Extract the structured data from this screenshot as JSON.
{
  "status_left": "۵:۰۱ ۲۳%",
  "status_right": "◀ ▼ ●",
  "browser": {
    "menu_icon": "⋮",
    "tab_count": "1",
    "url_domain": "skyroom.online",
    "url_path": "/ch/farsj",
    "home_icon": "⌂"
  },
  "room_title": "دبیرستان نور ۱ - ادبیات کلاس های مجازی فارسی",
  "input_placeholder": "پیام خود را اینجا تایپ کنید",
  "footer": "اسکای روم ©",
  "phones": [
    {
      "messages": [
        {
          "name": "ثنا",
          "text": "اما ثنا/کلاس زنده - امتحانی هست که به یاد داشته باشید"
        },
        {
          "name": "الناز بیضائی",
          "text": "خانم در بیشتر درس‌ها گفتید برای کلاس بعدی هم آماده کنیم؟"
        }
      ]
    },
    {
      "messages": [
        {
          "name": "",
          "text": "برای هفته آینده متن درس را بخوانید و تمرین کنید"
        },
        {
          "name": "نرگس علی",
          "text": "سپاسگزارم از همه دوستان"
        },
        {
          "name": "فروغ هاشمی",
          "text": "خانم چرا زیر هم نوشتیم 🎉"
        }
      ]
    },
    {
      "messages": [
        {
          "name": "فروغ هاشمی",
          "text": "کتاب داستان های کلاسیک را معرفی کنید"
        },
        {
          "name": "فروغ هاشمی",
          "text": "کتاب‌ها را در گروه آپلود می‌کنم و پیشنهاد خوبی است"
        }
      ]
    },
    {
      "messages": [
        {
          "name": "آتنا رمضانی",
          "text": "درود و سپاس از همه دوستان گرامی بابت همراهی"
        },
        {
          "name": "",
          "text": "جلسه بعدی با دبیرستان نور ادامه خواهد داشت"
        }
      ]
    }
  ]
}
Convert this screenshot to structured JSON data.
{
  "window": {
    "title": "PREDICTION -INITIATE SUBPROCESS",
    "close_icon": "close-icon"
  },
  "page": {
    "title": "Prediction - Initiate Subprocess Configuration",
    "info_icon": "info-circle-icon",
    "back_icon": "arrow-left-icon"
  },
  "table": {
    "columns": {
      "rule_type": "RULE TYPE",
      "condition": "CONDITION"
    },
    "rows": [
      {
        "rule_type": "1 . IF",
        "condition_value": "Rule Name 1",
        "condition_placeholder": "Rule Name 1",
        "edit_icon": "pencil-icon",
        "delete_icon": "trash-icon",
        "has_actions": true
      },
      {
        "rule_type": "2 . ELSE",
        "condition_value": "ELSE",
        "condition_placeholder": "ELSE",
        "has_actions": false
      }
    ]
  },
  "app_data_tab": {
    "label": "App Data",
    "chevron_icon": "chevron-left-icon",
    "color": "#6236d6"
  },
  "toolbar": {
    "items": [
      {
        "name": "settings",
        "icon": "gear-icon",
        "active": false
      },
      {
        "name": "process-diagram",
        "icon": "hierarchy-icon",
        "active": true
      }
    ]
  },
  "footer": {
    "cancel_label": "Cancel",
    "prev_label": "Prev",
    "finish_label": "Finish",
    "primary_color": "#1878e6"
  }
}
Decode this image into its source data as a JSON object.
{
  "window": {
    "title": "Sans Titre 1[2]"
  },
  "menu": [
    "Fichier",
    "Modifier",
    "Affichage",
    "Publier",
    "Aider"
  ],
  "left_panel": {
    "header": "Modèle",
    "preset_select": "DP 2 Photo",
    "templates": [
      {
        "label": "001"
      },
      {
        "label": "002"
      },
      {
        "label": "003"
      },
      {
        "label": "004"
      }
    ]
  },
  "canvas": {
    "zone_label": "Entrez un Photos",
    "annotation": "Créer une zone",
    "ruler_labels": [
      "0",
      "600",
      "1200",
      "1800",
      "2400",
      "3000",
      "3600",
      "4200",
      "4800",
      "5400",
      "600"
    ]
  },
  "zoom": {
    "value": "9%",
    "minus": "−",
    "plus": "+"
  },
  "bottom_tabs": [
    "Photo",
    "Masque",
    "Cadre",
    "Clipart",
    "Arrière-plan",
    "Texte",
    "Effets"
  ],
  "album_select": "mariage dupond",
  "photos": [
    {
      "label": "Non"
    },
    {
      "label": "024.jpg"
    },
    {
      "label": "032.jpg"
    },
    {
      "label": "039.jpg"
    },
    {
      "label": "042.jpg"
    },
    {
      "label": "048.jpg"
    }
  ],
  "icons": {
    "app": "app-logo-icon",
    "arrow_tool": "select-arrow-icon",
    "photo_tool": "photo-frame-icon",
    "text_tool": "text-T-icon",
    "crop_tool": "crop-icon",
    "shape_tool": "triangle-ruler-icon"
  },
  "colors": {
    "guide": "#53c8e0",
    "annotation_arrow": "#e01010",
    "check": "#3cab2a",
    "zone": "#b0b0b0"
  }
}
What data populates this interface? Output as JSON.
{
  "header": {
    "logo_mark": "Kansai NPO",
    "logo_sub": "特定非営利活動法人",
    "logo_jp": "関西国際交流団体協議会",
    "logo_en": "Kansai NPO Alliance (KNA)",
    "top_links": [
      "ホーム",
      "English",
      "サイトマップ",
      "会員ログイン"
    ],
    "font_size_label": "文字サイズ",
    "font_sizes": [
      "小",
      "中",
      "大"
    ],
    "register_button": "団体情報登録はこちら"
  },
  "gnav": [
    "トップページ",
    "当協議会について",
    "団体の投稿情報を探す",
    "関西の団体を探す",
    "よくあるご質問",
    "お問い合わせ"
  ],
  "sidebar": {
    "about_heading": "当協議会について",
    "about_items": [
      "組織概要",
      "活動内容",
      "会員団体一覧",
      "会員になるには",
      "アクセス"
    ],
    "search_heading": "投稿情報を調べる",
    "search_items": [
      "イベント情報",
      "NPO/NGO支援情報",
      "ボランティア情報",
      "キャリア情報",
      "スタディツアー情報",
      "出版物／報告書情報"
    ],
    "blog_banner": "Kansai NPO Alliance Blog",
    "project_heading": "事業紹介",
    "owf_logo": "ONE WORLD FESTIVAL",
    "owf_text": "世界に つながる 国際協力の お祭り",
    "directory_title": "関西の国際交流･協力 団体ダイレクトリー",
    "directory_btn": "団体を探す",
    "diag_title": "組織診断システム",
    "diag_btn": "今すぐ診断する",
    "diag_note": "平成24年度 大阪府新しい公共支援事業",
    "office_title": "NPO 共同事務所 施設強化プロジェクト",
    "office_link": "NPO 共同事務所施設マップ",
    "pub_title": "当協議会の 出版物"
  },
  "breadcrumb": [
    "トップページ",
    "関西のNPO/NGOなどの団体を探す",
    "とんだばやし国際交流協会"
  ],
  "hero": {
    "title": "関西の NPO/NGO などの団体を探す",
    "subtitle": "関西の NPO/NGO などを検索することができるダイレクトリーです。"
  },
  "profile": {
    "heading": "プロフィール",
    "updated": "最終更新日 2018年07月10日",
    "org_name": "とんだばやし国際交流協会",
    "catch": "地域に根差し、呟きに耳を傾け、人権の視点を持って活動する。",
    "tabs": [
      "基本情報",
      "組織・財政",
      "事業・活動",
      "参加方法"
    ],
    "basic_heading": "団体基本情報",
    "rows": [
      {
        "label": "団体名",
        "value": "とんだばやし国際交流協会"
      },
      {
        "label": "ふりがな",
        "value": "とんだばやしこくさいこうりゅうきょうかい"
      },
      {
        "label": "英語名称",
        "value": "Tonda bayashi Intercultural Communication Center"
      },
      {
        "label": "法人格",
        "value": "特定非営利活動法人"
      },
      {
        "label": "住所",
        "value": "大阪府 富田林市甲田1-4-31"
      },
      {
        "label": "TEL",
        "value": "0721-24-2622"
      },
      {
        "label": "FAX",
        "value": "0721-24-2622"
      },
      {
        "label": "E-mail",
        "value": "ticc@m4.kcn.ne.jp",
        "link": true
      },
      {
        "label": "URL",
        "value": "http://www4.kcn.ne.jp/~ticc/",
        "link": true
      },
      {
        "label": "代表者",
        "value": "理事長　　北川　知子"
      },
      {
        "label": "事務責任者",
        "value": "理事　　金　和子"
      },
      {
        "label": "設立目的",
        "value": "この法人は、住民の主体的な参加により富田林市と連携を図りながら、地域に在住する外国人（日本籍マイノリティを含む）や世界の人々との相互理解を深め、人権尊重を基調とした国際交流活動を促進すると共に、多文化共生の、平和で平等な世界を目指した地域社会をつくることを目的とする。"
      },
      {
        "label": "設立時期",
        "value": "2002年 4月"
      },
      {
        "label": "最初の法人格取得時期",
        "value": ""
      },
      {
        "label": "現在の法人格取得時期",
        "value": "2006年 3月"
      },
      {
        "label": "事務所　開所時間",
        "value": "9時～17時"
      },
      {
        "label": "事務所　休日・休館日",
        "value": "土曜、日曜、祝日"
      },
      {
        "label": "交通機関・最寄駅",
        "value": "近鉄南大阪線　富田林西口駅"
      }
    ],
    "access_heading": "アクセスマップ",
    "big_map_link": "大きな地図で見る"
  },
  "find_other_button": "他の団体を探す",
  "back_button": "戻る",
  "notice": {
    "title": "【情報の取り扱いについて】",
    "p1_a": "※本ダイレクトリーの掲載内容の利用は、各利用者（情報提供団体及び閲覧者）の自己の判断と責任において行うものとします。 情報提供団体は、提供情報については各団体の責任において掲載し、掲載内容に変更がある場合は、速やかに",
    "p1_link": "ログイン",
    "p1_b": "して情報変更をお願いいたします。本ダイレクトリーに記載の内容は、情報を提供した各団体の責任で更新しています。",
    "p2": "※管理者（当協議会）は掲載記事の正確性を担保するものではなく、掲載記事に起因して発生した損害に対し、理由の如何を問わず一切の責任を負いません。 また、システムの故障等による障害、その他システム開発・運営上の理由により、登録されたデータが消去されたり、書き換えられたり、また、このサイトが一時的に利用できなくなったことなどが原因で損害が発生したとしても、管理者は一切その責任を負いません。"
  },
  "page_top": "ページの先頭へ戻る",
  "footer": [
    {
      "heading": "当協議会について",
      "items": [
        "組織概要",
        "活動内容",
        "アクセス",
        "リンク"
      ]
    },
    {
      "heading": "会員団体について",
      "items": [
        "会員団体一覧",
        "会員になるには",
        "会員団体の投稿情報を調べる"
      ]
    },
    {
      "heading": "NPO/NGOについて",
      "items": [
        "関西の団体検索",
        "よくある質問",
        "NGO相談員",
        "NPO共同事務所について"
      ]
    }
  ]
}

* EXERCISE: Identify and list each line with the word "ticc".

* RESPONSE TO THE EXERCISE:
        "value": "ticc@m4.kcn.ne.jp",
        "value": "http://www4.kcn.ne.jp/~ticc/",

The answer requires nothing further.